• _Instruction_
Copy out each line below exactly as it appears.

• _Stored records_
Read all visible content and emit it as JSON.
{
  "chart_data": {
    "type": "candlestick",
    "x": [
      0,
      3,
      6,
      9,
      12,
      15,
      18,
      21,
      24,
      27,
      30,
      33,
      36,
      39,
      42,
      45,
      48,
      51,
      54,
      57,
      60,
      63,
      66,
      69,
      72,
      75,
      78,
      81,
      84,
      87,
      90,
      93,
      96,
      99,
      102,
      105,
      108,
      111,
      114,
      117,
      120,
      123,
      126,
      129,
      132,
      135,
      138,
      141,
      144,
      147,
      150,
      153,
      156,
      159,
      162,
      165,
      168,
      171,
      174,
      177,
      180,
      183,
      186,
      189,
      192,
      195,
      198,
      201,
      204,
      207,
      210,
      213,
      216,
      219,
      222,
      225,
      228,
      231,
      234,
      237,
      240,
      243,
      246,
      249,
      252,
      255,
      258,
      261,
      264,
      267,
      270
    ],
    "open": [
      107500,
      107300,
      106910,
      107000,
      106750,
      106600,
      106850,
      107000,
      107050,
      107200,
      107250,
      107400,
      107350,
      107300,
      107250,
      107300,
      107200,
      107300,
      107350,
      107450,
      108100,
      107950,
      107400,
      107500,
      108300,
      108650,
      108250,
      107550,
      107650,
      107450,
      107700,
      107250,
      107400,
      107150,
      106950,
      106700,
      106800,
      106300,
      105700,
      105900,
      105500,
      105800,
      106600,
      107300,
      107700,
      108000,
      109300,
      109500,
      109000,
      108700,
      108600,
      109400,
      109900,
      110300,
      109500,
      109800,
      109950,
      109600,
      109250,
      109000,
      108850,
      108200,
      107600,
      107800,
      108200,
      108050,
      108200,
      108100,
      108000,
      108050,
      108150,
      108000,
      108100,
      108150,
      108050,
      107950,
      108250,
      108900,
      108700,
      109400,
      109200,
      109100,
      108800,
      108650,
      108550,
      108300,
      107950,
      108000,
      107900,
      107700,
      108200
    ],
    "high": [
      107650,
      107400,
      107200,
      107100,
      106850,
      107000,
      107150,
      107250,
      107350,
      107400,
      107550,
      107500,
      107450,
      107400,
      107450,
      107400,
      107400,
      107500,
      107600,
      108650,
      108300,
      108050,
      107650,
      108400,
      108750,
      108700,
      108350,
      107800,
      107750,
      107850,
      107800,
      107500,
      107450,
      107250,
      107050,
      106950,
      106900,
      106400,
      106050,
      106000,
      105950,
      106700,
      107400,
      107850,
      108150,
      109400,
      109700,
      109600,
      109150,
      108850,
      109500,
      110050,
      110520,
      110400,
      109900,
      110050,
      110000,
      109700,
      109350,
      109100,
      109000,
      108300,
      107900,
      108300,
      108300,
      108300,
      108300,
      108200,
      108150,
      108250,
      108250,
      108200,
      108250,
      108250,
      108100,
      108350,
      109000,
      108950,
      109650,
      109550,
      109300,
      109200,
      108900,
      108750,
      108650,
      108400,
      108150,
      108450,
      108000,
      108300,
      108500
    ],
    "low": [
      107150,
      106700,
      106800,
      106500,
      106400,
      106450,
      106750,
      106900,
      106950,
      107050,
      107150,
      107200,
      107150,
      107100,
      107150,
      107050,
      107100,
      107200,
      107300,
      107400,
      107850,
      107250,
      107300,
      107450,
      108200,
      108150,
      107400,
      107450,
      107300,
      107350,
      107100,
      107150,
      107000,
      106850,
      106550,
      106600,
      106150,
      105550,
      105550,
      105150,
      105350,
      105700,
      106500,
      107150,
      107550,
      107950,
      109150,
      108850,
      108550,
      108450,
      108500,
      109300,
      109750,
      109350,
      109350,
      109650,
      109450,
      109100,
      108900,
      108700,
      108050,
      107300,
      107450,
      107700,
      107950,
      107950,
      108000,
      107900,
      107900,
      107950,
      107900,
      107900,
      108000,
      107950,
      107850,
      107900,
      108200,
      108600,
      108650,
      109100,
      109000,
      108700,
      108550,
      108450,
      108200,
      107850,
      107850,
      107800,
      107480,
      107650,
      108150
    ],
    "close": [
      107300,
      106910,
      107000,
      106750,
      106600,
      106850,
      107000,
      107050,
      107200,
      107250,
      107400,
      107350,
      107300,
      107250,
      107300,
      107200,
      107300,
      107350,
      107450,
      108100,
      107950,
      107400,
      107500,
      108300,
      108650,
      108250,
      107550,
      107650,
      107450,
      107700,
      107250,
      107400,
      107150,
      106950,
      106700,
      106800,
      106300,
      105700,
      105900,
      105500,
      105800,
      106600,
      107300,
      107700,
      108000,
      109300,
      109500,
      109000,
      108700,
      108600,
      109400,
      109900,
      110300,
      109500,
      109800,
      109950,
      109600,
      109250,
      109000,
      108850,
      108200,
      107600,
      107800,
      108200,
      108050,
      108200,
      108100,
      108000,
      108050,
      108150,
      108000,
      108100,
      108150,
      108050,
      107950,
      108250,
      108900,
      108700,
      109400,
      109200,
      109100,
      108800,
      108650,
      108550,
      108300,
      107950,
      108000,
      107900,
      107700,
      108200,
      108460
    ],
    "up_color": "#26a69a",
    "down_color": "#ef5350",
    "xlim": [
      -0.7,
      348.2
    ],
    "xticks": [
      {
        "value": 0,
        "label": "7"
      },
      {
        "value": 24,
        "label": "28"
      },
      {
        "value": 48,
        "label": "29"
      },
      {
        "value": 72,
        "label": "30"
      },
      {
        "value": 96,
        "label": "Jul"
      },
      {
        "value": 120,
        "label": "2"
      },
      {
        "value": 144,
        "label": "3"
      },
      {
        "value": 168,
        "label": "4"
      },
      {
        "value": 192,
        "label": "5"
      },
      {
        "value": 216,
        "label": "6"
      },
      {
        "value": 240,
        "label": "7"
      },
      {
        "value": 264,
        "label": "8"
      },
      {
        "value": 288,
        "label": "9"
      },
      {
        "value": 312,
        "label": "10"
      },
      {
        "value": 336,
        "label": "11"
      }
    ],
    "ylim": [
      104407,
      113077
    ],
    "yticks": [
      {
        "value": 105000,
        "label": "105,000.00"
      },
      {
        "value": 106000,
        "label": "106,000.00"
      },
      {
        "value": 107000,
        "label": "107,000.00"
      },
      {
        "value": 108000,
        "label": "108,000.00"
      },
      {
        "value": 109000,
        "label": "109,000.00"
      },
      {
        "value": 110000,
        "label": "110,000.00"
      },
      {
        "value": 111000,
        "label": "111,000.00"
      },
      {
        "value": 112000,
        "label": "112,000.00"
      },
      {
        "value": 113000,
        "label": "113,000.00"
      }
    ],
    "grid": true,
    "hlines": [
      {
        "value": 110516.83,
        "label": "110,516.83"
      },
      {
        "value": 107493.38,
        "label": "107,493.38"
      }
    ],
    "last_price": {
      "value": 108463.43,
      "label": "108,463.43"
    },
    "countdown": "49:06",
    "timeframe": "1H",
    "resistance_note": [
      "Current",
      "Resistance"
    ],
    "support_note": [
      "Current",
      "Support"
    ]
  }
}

• _Reply_
Read all visible content and emit it as JSON.
{
  "chart_data": {
    "type": "candlestick",
    "x": [
      0,
      3,
      6,
      9,
      12,
      15,
      18,
      21,
      24,
      27,
      30,
      33,
      36,
      39,
      42,
      45,
      48,
      51,
      54,
      57,
      60,
      63,
      66,
      69,
      72,
      75,
      78,
      81,
      84,
      87,
      90,
      93,
      96,
      99,
      102,
      105,
      108,
      111,
      114,
      117,
      120,
      123,
      126,
      129,
      132,
      135,
      138,
      141,
      144,
      147,
      150,
      153,
      156,
      159,
      162,
      165,
      168,
      171,
      174,
      177,
      180,
      183,
      186,
      189,
      192,
      195,
      198,
      201,
      204,
      207,
      210,
      213,
      216,
      219,
      222,
      225,
      228,
      231,
      234,
      237,
      240,
      243,
      246,
      249,
      252,
      255,
      258,
      261,
      264,
      267,
      270
    ],
    "open": [
      107500,
      107300,
      106910,
      107000,
      106750,
      106600,
      106850,
      107000,
      107050,
      107200,
      107250,
      107400,
      107350,
      107300,
      107250,
      107300,
      107200,
      107300,
      107350,
      107450,
      108100,
      107950,
      107400,
      107500,
      108300,
      108650,
      108250,
      107550,
      107650,
      107450,
      107700,
      107250,
      107400,
      107150,
      106950,
      106700,
      106800,
      106300,
      105700,
      105900,
      105500,
      105800,
      106600,
      107300,
      107700,
      108000,
      109300,
      109500,
      109000,
      108700,
      108600,
      109400,
      109900,
      110300,
      109500,
      109800,
      109950,
      109600,
      109250,
      109000,
      108850,
      108200,
      107600,
      107800,
      108200,
      108050,
      108200,
      108100,
      108000,
      108050,
      108150,
      108000,
      108100,
      108150,
      108050,
      107950,
      108250,
      108900,
      108700,
      109400,
      109200,
      109100,
      108800,
      108650,
      108550,
      108300,
      107950,
      108000,
      107900,
      107700,
      108200
    ],
    "high": [
      107650,
      107400,
      107200,
      107100,
      106850,
      107000,
      107150,
      107250,
      107350,
      107400,
      107550,
      107500,
      107450,
      107400,
      107450,
      107400,
      107400,
      107500,
      107600,
      108650,
      108300,
      108050,
      107650,
      108400,
      108750,
      108700,
      108350,
      107800,
      107750,
      107850,
      107800,
      107500,
      107450,
      107250,
      107050,
      106950,
      106900,
      106400,
      106050,
      106000,
      105950,
      106700,
      107400,
      107850,
      108150,
      109400,
      109700,
      109600,
      109150,
      108850,
      109500,
      110050,
      110520,
      110400,
      109900,
      110050,
      110000,
      109700,
      109350,
      109100,
      109000,
      108300,
      107900,
      108300,
      108300,
      108300,
      108300,
      108200,
      108150,
      108250,
      108250,
      108200,
      108250,
      108250,
      108100,
      108350,
      109000,
      108950,
      109650,
      109550,
      109300,
      109200,
      108900,
      108750,
      108650,
      108400,
      108150,
      108450,
      108000,
      108300,
      108500
    ],
    "low": [
      107150,
      106700,
      106800,
      106500,
      106400,
      106450,
      106750,
      106900,
      106950,
      107050,
      107150,
      107200,
      107150,
      107100,
      107150,
      107050,
      107100,
      107200,
      107300,
      107400,
      107850,
      107250,
      107300,
      107450,
      108200,
      108150,
      107400,
      107450,
      107300,
      107350,
      107100,
      107150,
      107000,
      106850,
      106550,
      106600,
      106150,
      105550,
      105550,
      105150,
      105350,
      105700,
      106500,
      107150,
      107550,
      107950,
      109150,
      108850,
      108550,
      108450,
      108500,
      109300,
      109750,
      109350,
      109350,
      109650,
      109450,
      109100,
      108900,
      108700,
      108050,
      107300,
      107450,
      107700,
      107950,
      107950,
      108000,
      107900,
      107900,
      107950,
      107900,
      107900,
      108000,
      107950,
      107850,
      107900,
      108200,
      108600,
      108650,
      109100,
      109000,
      108700,
      108550,
      108450,
      108200,
      107850,
      107850,
      107800,
      107480,
      107650,
      108150
    ],
    "close": [
      107300,
      106910,
      107000,
      106750,
      106600,
      106850,
      107000,
      107050,
      107200,
      107250,
      107400,
      107350,
      107300,
      107250,
      107300,
      107200,
      107300,
      107350,
      107450,
      108100,
      107950,
      107400,
      107500,
      108300,
      108650,
      108250,
      107550,
      107650,
      107450,
      107700,
      107250,
      107400,
      107150,
      106950,
      106700,
      106800,
      106300,
      105700,
      105900,
      105500,
      105800,
      106600,
      107300,
      107700,
      108000,
      109300,
      109500,
      109000,
      108700,
      108600,
      109400,
      109900,
      110300,
      109500,
      109800,
      109950,
      109600,
      109250,
      109000,
      108850,
      108200,
      107600,
      107800,
      108200,
      108050,
      108200,
      108100,
      108000,
      108050,
      108150,
      108000,
      108100,
      108150,
      108050,
      107950,
      108250,
      108900,
      108700,
      109400,
      109200,
      109100,
      108800,
      108650,
      108550,
      108300,
      107950,
      108000,
      107900,
      107700,
      108200,
      108460
    ],
    "up_color": "#26a69a",
    "down_color": "#ef5350",
    "xlim": [
      -0.7,
      348.2
    ],
    "xticks": [
      {
        "value": 0,
        "label": "7"
      },
      {
        "value": 24,
        "label": "28"
      },
      {
        "value": 48,
        "label": "29"
      },
      {
        "value": 72,
        "label": "30"
      },
      {
        "value": 96,
        "label": "Jul"
      },
      {
        "value": 120,
        "label": "2"
      },
      {
        "value": 144,
        "label": "3"
      },
      {
        "value": 168,
        "label": "4"
      },
      {
        "value": 192,
        "label": "5"
      },
      {
        "value": 216,
        "label": "6"
      },
      {
        "value": 240,
        "label": "7"
      },
      {
        "value": 264,
        "label": "8"
      },
      {
        "value": 288,
        "label": "9"
      },
      {
        "value": 312,
        "label": "10"
      },
      {
        "value": 336,
        "label": "11"
      }
    ],
    "ylim": [
      104407,
      113077
    ],
    "yticks": [
      {
        "value": 105000,
        "label": "105,000.00"
      },
      {
        "value": 106000,
        "label": "106,000.00"
      },
      {
        "value": 107000,
        "label": "107,000.00"
      },
      {
        "value": 108000,
        "label": "108,000.00"
      },
      {
        "value": 109000,
        "label": "109,000.00"
      },
      {
        "value": 110000,
        "label": "110,000.00"
      },
      {
        "value": 111000,
        "label": "111,000.00"
      },
      {
        "value": 112000,
        "label": "112,000.00"
      },
      {
        "value": 113000,
        "label": "113,000.00"
      }
    ],
    "grid": true,
    "hlines": [
      {
        "value": 110516.83,
        "label": "110,516.83"
      },
      {
        "value": 107493.38,
        "label": "107,493.38"
      }
    ],
    "last_price": {
      "value": 108463.43,
      "label": "108,463.43"
    },
    "countdown": "49:06",
    "timeframe": "1H",
    "resistance_note": [
      "Current",
      "Resistance"
    ],
    "support_note": [
      "Current",
      "Support"
    ]
  }
}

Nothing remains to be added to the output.